Quote the listing below in full and exactly as written, but omit every picture.

— start of RECORDS SUPPLIED —

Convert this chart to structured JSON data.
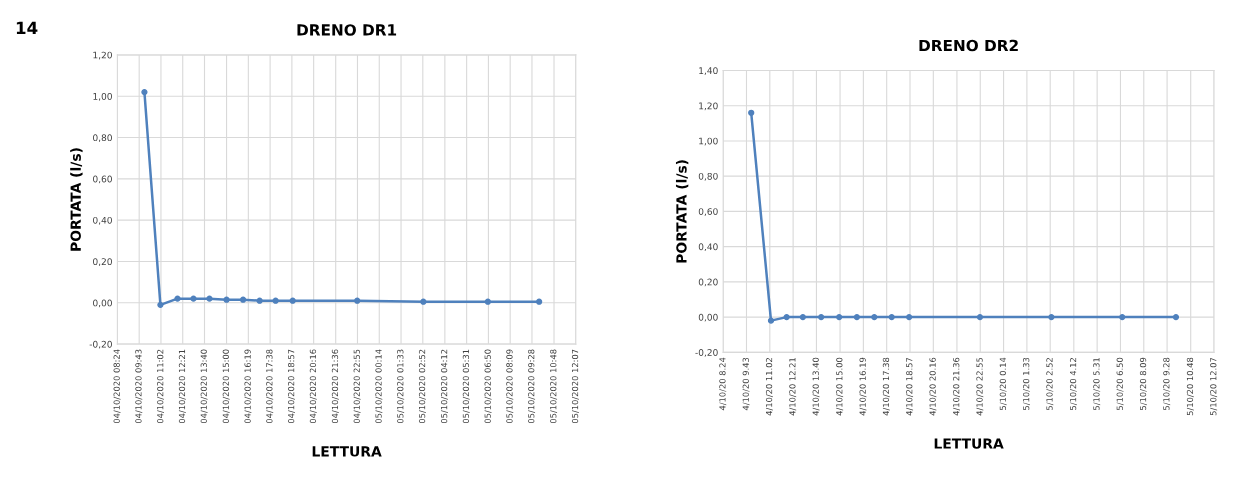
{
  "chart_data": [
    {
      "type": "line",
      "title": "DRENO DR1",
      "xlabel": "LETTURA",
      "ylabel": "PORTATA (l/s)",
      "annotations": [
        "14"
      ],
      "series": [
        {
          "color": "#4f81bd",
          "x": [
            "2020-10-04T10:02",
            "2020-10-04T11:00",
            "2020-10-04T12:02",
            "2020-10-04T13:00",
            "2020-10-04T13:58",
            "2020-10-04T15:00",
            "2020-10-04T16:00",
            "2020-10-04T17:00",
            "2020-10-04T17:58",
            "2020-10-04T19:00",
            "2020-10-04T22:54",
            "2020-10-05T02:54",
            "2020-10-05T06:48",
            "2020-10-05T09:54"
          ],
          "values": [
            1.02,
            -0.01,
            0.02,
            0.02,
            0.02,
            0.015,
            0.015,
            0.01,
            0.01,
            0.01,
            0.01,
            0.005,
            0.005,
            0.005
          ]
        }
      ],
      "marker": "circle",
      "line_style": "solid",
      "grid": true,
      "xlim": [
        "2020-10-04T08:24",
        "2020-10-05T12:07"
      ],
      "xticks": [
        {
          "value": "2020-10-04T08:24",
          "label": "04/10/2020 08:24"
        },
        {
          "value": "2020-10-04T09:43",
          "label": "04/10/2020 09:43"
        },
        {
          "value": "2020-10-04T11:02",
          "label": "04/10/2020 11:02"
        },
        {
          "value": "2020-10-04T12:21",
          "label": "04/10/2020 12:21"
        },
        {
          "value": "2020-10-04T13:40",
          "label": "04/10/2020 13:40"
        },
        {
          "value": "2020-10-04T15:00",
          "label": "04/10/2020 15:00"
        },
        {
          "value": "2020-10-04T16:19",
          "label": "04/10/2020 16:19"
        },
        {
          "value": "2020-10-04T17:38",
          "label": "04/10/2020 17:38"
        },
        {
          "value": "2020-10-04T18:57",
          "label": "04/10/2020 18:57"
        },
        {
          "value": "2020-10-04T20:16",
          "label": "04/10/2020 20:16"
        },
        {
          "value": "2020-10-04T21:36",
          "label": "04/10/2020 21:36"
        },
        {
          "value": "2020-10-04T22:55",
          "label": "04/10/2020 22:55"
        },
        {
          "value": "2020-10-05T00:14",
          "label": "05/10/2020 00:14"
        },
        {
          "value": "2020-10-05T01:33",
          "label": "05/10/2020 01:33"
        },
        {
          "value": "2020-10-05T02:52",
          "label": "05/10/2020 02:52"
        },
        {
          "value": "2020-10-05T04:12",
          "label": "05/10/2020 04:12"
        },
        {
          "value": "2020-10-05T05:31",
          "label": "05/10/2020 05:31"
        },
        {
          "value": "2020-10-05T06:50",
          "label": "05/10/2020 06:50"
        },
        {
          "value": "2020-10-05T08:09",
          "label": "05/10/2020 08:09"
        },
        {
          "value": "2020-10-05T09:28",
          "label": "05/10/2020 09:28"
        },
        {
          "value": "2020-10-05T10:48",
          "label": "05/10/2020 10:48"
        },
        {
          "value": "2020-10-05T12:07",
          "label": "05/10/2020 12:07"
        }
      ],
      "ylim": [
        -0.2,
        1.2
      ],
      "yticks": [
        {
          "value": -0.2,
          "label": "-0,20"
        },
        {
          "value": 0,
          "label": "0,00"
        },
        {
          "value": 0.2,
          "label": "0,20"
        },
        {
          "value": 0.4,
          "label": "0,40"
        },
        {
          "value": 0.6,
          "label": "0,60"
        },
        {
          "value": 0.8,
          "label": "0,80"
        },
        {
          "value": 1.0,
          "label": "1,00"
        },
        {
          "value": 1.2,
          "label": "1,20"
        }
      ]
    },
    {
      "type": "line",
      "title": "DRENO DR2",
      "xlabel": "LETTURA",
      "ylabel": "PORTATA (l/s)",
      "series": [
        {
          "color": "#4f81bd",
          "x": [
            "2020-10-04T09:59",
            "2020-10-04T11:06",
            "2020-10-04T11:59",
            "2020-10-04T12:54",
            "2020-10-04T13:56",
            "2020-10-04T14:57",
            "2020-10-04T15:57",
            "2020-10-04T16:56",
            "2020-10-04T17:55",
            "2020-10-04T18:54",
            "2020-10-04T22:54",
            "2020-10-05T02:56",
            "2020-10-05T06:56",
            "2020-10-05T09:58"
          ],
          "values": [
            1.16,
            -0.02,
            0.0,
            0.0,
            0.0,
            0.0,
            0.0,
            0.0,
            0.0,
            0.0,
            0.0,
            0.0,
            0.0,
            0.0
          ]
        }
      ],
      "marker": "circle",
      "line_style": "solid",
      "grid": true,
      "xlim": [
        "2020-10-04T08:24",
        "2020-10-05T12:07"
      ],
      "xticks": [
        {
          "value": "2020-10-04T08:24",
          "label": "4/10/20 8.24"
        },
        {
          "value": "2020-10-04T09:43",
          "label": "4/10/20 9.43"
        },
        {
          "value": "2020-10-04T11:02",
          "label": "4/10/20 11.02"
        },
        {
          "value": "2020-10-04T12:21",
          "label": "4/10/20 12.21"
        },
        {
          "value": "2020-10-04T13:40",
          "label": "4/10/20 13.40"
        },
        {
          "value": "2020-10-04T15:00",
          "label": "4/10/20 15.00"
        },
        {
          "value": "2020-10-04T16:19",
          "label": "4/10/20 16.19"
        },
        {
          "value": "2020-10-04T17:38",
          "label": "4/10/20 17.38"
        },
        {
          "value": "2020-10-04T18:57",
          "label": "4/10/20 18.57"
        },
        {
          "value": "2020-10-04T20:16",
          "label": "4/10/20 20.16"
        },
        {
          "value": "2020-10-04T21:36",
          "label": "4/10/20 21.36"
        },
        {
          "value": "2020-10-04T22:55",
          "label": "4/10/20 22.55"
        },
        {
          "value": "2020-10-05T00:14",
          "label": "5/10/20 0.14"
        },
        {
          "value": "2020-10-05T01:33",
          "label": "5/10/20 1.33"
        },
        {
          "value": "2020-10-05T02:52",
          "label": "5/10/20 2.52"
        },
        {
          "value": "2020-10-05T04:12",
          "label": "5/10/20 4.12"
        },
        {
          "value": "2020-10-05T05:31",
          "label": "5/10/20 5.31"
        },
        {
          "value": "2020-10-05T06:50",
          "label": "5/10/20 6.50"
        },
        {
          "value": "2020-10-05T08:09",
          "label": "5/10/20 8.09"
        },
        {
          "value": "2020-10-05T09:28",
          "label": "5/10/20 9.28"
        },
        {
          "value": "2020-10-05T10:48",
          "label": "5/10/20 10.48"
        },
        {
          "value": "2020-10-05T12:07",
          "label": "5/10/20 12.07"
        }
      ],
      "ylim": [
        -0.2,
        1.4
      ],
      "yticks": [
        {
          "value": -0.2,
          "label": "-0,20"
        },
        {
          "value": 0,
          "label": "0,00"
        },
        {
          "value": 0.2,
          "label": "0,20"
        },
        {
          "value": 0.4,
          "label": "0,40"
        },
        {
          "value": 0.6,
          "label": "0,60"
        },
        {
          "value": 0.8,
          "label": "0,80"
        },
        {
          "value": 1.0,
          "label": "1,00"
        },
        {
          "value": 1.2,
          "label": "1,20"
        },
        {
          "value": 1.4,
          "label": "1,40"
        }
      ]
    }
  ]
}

— end of RECORDS SUPPLIED —

## PROBLEM SOLUTION
Convert this chart to structured JSON data.
{
  "chart_data": [
    {
      "type": "line",
      "title": "DRENO DR1",
      "xlabel": "LETTURA",
      "ylabel": "PORTATA (l/s)",
      "annotations": [
        "14"
      ],
      "series": [
        {
          "color": "#4f81bd",
          "x": [
            "2020-10-04T10:02",
            "2020-10-04T11:00",
            "2020-10-04T12:02",
            "2020-10-04T13:00",
            "2020-10-04T13:58",
            "2020-10-04T15:00",
            "2020-10-04T16:00",
            "2020-10-04T17:00",
            "2020-10-04T17:58",
            "2020-10-04T19:00",
            "2020-10-04T22:54",
            "2020-10-05T02:54",
            "2020-10-05T06:48",
            "2020-10-05T09:54"
          ],
          "values": [
            1.02,
            -0.01,
            0.02,
            0.02,
            0.02,
            0.015,
            0.015,
            0.01,
            0.01,
            0.01,
            0.01,
            0.005,
            0.005,
            0.005
          ]
        }
      ],
      "marker": "circle",
      "line_style": "solid",
      "grid": true,
      "xlim": [
        "2020-10-04T08:24",
        "2020-10-05T12:07"
      ],
      "xticks": [
        {
          "value": "2020-10-04T08:24",
          "label": "04/10/2020 08:24"
        },
        {
          "value": "2020-10-04T09:43",
          "label": "04/10/2020 09:43"
        },
        {
          "value": "2020-10-04T11:02",
          "label": "04/10/2020 11:02"
        },
        {
          "value": "2020-10-04T12:21",
          "label": "04/10/2020 12:21"
        },
        {
          "value": "2020-10-04T13:40",
          "label": "04/10/2020 13:40"
        },
        {
          "value": "2020-10-04T15:00",
          "label": "04/10/2020 15:00"
        },
        {
          "value": "2020-10-04T16:19",
          "label": "04/10/2020 16:19"
        },
        {
          "value": "2020-10-04T17:38",
          "label": "04/10/2020 17:38"
        },
        {
          "value": "2020-10-04T18:57",
          "label": "04/10/2020 18:57"
        },
        {
          "value": "2020-10-04T20:16",
          "label": "04/10/2020 20:16"
        },
        {
          "value": "2020-10-04T21:36",
          "label": "04/10/2020 21:36"
        },
        {
          "value": "2020-10-04T22:55",
          "label": "04/10/2020 22:55"
        },
        {
          "value": "2020-10-05T00:14",
          "label": "05/10/2020 00:14"
        },
        {
          "value": "2020-10-05T01:33",
          "label": "05/10/2020 01:33"
        },
        {
          "value": "2020-10-05T02:52",
          "label": "05/10/2020 02:52"
        },
        {
          "value": "2020-10-05T04:12",
          "label": "05/10/2020 04:12"
        },
        {
          "value": "2020-10-05T05:31",
          "label": "05/10/2020 05:31"
        },
        {
          "value": "2020-10-05T06:50",
          "label": "05/10/2020 06:50"
        },
        {
          "value": "2020-10-05T08:09",
          "label": "05/10/2020 08:09"
        },
        {
          "value": "2020-10-05T09:28",
          "label": "05/10/2020 09:28"
        },
        {
          "value": "2020-10-05T10:48",
          "label": "05/10/2020 10:48"
        },
        {
          "value": "2020-10-05T12:07",
          "label": "05/10/2020 12:07"
        }
      ],
      "ylim": [
        -0.2,
        1.2
      ],
      "yticks": [
        {
          "value": -0.2,
          "label": "-0,20"
        },
        {
          "value": 0,
          "label": "0,00"
        },
        {
          "value": 0.2,
          "label": "0,20"
        },
        {
          "value": 0.4,
          "label": "0,40"
        },
        {
          "value": 0.6,
          "label": "0,60"
        },
        {
          "value": 0.8,
          "label": "0,80"
        },
        {
          "value": 1.0,
          "label": "1,00"
        },
        {
          "value": 1.2,
          "label": "1,20"
        }
      ]
    },
    {
      "type": "line",
      "title": "DRENO DR2",
      "xlabel": "LETTURA",
      "ylabel": "PORTATA (l/s)",
      "series": [
        {
          "color": "#4f81bd",
          "x": [
            "2020-10-04T09:59",
            "2020-10-04T11:06",
            "2020-10-04T11:59",
            "2020-10-04T12:54",
            "2020-10-04T13:56",
            "2020-10-04T14:57",
            "2020-10-04T15:57",
            "2020-10-04T16:56",
            "2020-10-04T17:55",
            "2020-10-04T18:54",
            "2020-10-04T22:54",
            "2020-10-05T02:56",
            "2020-10-05T06:56",
            "2020-10-05T09:58"
          ],
          "values": [
            1.16,
            -0.02,
            0.0,
            0.0,
            0.0,
            0.0,
            0.0,
            0.0,
            0.0,
            0.0,
            0.0,
            0.0,
            0.0,
            0.0
          ]
        }
      ],
      "marker": "circle",
      "line_style": "solid",
      "grid": true,
      "xlim": [
        "2020-10-04T08:24",
        "2020-10-05T12:07"
      ],
      "xticks": [
        {
          "value": "2020-10-04T08:24",
          "label": "4/10/20 8.24"
        },
        {
          "value": "2020-10-04T09:43",
          "label": "4/10/20 9.43"
        },
        {
          "value": "2020-10-04T11:02",
          "label": "4/10/20 11.02"
        },
        {
          "value": "2020-10-04T12:21",
          "label": "4/10/20 12.21"
        },
        {
          "value": "2020-10-04T13:40",
          "label": "4/10/20 13.40"
        },
        {
          "value": "2020-10-04T15:00",
          "label": "4/10/20 15.00"
        },
        {
          "value": "2020-10-04T16:19",
          "label": "4/10/20 16.19"
        },
        {
          "value": "2020-10-04T17:38",
          "label": "4/10/20 17.38"
        },
        {
          "value": "2020-10-04T18:57",
          "label": "4/10/20 18.57"
        },
        {
          "value": "2020-10-04T20:16",
          "label": "4/10/20 20.16"
        },
        {
          "value": "2020-10-04T21:36",
          "label": "4/10/20 21.36"
        },
        {
          "value": "2020-10-04T22:55",
          "label": "4/10/20 22.55"
        },
        {
          "value": "2020-10-05T00:14",
          "label": "5/10/20 0.14"
        },
        {
          "value": "2020-10-05T01:33",
          "label": "5/10/20 1.33"
        },
        {
          "value": "2020-10-05T02:52",
          "label": "5/10/20 2.52"
        },
        {
          "value": "2020-10-05T04:12",
          "label": "5/10/20 4.12"
        },
        {
          "value": "2020-10-05T05:31",
          "label": "5/10/20 5.31"
        },
        {
          "value": "2020-10-05T06:50",
          "label": "5/10/20 6.50"
        },
        {
          "value": "2020-10-05T08:09",
          "label": "5/10/20 8.09"
        },
        {
          "value": "2020-10-05T09:28",
          "label": "5/10/20 9.28"
        },
        {
          "value": "2020-10-05T10:48",
          "label": "5/10/20 10.48"
        },
        {
          "value": "2020-10-05T12:07",
          "label": "5/10/20 12.07"
        }
      ],
      "ylim": [
        -0.2,
        1.4
      ],
      "yticks": [
        {
          "value": -0.2,
          "label": "-0,20"
        },
        {
          "value": 0,
          "label": "0,00"
        },
        {
          "value": 0.2,
          "label": "0,20"
        },
        {
          "value": 0.4,
          "label": "0,40"
        },
        {
          "value": 0.6,
          "label": "0,60"
        },
        {
          "value": 0.8,
          "label": "0,80"
        },
        {
          "value": 1.0,
          "label": "1,00"
        },
        {
          "value": 1.2,
          "label": "1,20"
        },
        {
          "value": 1.4,
          "label": "1,40"
        }
      ]
    }
  ]
}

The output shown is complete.